Output each line of the material exactly as it stands.

## [Supplied records]

-.-.-

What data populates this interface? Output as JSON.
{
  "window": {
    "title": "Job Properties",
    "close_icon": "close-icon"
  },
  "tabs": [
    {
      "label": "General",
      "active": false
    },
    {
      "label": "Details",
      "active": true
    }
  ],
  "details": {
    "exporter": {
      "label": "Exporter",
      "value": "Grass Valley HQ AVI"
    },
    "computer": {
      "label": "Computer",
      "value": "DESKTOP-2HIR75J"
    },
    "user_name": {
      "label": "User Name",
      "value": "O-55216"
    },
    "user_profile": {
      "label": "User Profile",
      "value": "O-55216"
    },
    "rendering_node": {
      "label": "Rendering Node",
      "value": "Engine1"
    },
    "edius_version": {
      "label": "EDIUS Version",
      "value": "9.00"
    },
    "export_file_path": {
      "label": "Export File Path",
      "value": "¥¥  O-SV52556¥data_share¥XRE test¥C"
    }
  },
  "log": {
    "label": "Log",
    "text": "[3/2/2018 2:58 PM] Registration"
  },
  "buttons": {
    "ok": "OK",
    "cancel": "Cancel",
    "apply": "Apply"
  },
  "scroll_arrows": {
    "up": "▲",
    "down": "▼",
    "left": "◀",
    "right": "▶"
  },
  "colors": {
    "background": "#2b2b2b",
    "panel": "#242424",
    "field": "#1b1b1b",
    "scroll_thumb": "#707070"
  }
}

-.-.-

## [Task result]
What data populates this interface? Output as JSON.
{
  "window": {
    "title": "Job Properties",
    "close_icon": "close-icon"
  },
  "tabs": [
    {
      "label": "General",
      "active": false
    },
    {
      "label": "Details",
      "active": true
    }
  ],
  "details": {
    "exporter": {
      "label": "Exporter",
      "value": "Grass Valley HQ AVI"
    },
    "computer": {
      "label": "Computer",
      "value": "DESKTOP-2HIR75J"
    },
    "user_name": {
      "label": "User Name",
      "value": "O-55216"
    },
    "user_profile": {
      "label": "User Profile",
      "value": "O-55216"
    },
    "rendering_node": {
      "label": "Rendering Node",
      "value": "Engine1"
    },
    "edius_version": {
      "label": "EDIUS Version",
      "value": "9.00"
    },
    "export_file_path": {
      "label": "Export File Path",
      "value": "¥¥  O-SV52556¥data_share¥XRE test¥C"
    }
  },
  "log": {
    "label": "Log",
    "text": "[3/2/2018 2:58 PM] Registration"
  },
  "buttons": {
    "ok": "OK",
    "cancel": "Cancel",
    "apply": "Apply"
  },
  "scroll_arrows": {
    "up": "▲",
    "down": "▼",
    "left": "◀",
    "right": "▶"
  },
  "colors": {
    "background": "#2b2b2b",
    "panel": "#242424",
    "field": "#1b1b1b",
    "scroll_thumb": "#707070"
  }
}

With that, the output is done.